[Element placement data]
• • • •
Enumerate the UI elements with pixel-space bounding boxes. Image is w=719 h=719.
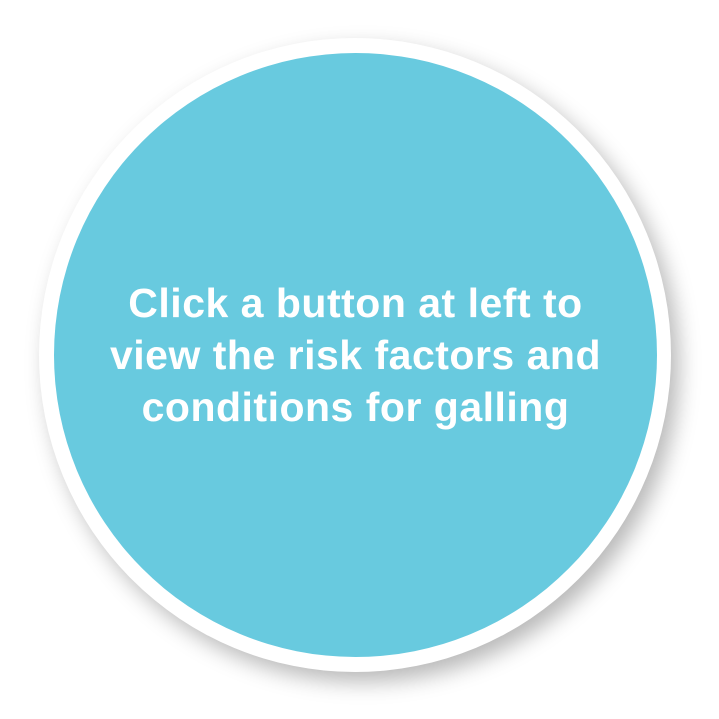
text block: instruction: conditions for galling [142,384,569,430]
text block: instruction: view the risk factors and [110,332,601,378]
panel: outer white ring [39,38,671,672]
text block: instruction: Click a button at left to [128,280,583,326]
panel: blue circle [54,53,657,657]
text block: instruction [110,280,601,430]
• • • •
● **WORK TO COMPLETE**
Could you pull out every line from the items above, unchanged, leaving the pictures out?

● **FINAL RESULT**
Enumerate the UI elements with pixel-space bounding boxes. Image is w=719 h=719.
text block: instruction: conditions for galling [142,384,569,430]
text block: instruction: view the risk factors and [110,332,601,378]
panel: outer white ring [39,38,671,672]
text block: instruction: Click a button at left to [128,280,583,326]
panel: blue circle [54,53,657,657]
text block: instruction [110,280,601,430]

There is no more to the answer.